GIVEN DATA

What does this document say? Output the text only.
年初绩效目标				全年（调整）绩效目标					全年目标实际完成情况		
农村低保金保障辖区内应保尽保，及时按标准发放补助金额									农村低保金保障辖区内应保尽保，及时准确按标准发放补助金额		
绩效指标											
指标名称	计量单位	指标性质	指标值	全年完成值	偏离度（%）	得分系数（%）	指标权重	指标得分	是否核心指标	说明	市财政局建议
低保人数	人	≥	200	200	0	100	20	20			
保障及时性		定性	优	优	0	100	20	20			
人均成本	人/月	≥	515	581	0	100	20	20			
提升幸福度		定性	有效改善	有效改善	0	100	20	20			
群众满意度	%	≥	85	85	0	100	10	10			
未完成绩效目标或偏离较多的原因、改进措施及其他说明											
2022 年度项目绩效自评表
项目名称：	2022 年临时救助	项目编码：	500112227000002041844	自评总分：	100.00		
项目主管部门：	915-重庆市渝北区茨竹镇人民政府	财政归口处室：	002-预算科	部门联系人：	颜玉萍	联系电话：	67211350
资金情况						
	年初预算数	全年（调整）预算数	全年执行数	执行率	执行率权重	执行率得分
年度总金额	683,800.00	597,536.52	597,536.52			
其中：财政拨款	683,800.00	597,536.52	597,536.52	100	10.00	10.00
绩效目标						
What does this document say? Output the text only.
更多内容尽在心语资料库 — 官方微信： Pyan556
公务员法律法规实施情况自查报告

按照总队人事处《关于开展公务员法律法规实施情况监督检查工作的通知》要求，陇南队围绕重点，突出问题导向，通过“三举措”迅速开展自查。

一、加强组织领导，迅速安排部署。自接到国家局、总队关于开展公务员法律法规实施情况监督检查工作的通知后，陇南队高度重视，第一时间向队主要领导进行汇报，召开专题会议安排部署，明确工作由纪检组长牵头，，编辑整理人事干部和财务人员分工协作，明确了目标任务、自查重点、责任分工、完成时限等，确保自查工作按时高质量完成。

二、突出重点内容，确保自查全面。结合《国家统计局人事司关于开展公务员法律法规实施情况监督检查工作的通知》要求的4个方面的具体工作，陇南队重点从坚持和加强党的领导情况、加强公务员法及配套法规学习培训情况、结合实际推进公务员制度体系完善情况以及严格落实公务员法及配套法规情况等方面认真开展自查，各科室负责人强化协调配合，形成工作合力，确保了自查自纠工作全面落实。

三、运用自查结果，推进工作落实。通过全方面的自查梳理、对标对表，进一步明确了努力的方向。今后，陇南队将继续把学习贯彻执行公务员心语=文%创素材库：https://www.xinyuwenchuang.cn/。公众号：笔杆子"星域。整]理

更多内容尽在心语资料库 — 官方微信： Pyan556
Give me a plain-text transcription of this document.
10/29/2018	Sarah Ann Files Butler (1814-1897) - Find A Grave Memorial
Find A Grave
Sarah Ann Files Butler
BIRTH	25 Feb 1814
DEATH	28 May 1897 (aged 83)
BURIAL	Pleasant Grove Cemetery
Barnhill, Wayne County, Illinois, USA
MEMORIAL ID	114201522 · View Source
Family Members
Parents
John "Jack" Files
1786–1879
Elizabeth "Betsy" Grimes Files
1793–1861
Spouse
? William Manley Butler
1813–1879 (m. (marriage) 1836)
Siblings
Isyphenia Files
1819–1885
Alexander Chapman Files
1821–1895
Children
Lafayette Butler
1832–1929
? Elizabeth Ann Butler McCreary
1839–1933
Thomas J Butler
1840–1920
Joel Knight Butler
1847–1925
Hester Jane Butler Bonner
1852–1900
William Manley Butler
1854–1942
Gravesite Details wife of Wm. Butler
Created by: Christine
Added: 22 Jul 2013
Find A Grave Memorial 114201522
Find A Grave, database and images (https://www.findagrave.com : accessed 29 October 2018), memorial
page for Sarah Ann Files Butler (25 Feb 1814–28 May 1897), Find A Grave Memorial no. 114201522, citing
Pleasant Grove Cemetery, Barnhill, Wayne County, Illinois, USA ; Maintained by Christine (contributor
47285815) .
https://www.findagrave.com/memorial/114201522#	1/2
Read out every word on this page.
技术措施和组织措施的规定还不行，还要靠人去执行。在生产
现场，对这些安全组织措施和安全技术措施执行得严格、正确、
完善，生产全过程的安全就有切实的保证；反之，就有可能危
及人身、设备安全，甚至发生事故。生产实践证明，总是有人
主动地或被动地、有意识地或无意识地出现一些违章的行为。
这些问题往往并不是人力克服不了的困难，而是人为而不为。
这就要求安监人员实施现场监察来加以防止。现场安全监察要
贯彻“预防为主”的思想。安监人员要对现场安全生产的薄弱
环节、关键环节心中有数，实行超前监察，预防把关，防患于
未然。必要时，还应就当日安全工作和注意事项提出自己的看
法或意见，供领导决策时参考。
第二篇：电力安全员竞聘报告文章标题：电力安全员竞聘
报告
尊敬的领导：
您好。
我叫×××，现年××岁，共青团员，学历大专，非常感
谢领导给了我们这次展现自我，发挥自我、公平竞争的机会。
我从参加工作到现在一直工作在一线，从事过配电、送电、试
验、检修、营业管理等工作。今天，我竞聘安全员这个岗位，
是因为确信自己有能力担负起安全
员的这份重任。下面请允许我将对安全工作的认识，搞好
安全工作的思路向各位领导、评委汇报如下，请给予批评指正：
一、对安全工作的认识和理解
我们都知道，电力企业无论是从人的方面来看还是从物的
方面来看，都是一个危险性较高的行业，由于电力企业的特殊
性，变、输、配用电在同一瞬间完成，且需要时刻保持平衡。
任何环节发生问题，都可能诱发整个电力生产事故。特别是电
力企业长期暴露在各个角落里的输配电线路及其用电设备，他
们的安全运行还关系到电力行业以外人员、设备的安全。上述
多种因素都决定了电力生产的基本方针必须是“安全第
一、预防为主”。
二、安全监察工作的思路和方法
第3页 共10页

PROBLEM TO WORK ON
All of the material above needs to be retyped word for word.

ANSWER IN FULL
What does this document say? Output the text only.
年初绩效目标				全年（调整）绩效目标					全年目标实际完成情况		
农村低保金保障辖区内应保尽保，及时按标准发放补助金额									农村低保金保障辖区内应保尽保，及时准确按标准发放补助金额		
绩效指标											
指标名称	计量单位	指标性质	指标值	全年完成值	偏离度（%）	得分系数（%）	指标权重	指标得分	是否核心指标	说明	市财政局建议
低保人数	人	≥	200	200	0	100	20	20			
保障及时性		定性	优	优	0	100	20	20			
人均成本	人/月	≥	515	581	0	100	20	20			
提升幸福度		定性	有效改善	有效改善	0	100	20	20			
群众满意度	%	≥	85	85	0	100	10	10			
未完成绩效目标或偏离较多的原因、改进措施及其他说明											
2022 年度项目绩效自评表
项目名称：	2022 年临时救助	项目编码：	500112227000002041844	自评总分：	100.00		
项目主管部门：	915-重庆市渝北区茨竹镇人民政府	财政归口处室：	002-预算科	部门联系人：	颜玉萍	联系电话：	67211350
资金情况						
	年初预算数	全年（调整）预算数	全年执行数	执行率	执行率权重	执行率得分
年度总金额	683,800.00	597,536.52	597,536.52			
其中：财政拨款	683,800.00	597,536.52	597,536.52	100	10.00	10.00
绩效目标						
What does this document say? Output the text only.
更多内容尽在心语资料库 — 官方微信： Pyan556
公务员法律法规实施情况自查报告

按照总队人事处《关于开展公务员法律法规实施情况监督检查工作的通知》要求，陇南队围绕重点，突出问题导向，通过“三举措”迅速开展自查。

一、加强组织领导，迅速安排部署。自接到国家局、总队关于开展公务员法律法规实施情况监督检查工作的通知后，陇南队高度重视，第一时间向队主要领导进行汇报，召开专题会议安排部署，明确工作由纪检组长牵头，，编辑整理人事干部和财务人员分工协作，明确了目标任务、自查重点、责任分工、完成时限等，确保自查工作按时高质量完成。

二、突出重点内容，确保自查全面。结合《国家统计局人事司关于开展公务员法律法规实施情况监督检查工作的通知》要求的4个方面的具体工作，陇南队重点从坚持和加强党的领导情况、加强公务员法及配套法规学习培训情况、结合实际推进公务员制度体系完善情况以及严格落实公务员法及配套法规情况等方面认真开展自查，各科室负责人强化协调配合，形成工作合力，确保了自查自纠工作全面落实。

三、运用自查结果，推进工作落实。通过全方面的自查梳理、对标对表，进一步明确了努力的方向。今后，陇南队将继续把学习贯彻执行公务员心语=文%创素材库：https://www.xinyuwenchuang.cn/。公众号：笔杆子"星域。整]理

更多内容尽在心语资料库 — 官方微信： Pyan556
Give me a plain-text transcription of this document.
10/29/2018	Sarah Ann Files Butler (1814-1897) - Find A Grave Memorial
Find A Grave
Sarah Ann Files Butler
BIRTH	25 Feb 1814
DEATH	28 May 1897 (aged 83)
BURIAL	Pleasant Grove Cemetery
Barnhill, Wayne County, Illinois, USA
MEMORIAL ID	114201522 · View Source
Family Members
Parents
John "Jack" Files
1786–1879
Elizabeth "Betsy" Grimes Files
1793–1861
Spouse
? William Manley Butler
1813–1879 (m. (marriage) 1836)
Siblings
Isyphenia Files
1819–1885
Alexander Chapman Files
1821–1895
Children
Lafayette Butler
1832–1929
? Elizabeth Ann Butler McCreary
1839–1933
Thomas J Butler
1840–1920
Joel Knight Butler
1847–1925
Hester Jane Butler Bonner
1852–1900
William Manley Butler
1854–1942
Gravesite Details wife of Wm. Butler
Created by: Christine
Added: 22 Jul 2013
Find A Grave Memorial 114201522
Find A Grave, database and images (https://www.findagrave.com : accessed 29 October 2018), memorial
page for Sarah Ann Files Butler (25 Feb 1814–28 May 1897), Find A Grave Memorial no. 114201522, citing
Pleasant Grove Cemetery, Barnhill, Wayne County, Illinois, USA ; Maintained by Christine (contributor
47285815) .
https://www.findagrave.com/memorial/114201522#	1/2
Read out every word on this page.
技术措施和组织措施的规定还不行，还要靠人去执行。在生产
现场，对这些安全组织措施和安全技术措施执行得严格、正确、
完善，生产全过程的安全就有切实的保证；反之，就有可能危
及人身、设备安全，甚至发生事故。生产实践证明，总是有人
主动地或被动地、有意识地或无意识地出现一些违章的行为。
这些问题往往并不是人力克服不了的困难，而是人为而不为。
这就要求安监人员实施现场监察来加以防止。现场安全监察要
贯彻“预防为主”的思想。安监人员要对现场安全生产的薄弱
环节、关键环节心中有数，实行超前监察，预防把关，防患于
未然。必要时，还应就当日安全工作和注意事项提出自己的看
法或意见，供领导决策时参考。
第二篇：电力安全员竞聘报告文章标题：电力安全员竞聘
报告
尊敬的领导：
您好。
我叫×××，现年××岁，共青团员，学历大专，非常感
谢领导给了我们这次展现自我，发挥自我、公平竞争的机会。
我从参加工作到现在一直工作在一线，从事过配电、送电、试
验、检修、营业管理等工作。今天，我竞聘安全员这个岗位，
是因为确信自己有能力担负起安全
员的这份重任。下面请允许我将对安全工作的认识，搞好
安全工作的思路向各位领导、评委汇报如下，请给予批评指正：
一、对安全工作的认识和理解
我们都知道，电力企业无论是从人的方面来看还是从物的
方面来看，都是一个危险性较高的行业，由于电力企业的特殊
性，变、输、配用电在同一瞬间完成，且需要时刻保持平衡。
任何环节发生问题，都可能诱发整个电力生产事故。特别是电
力企业长期暴露在各个角落里的输配电线路及其用电设备，他
们的安全运行还关系到电力行业以外人员、设备的安全。上述
多种因素都决定了电力生产的基本方针必须是“安全第
一、预防为主”。
二、安全监察工作的思路和方法
第3页 共10页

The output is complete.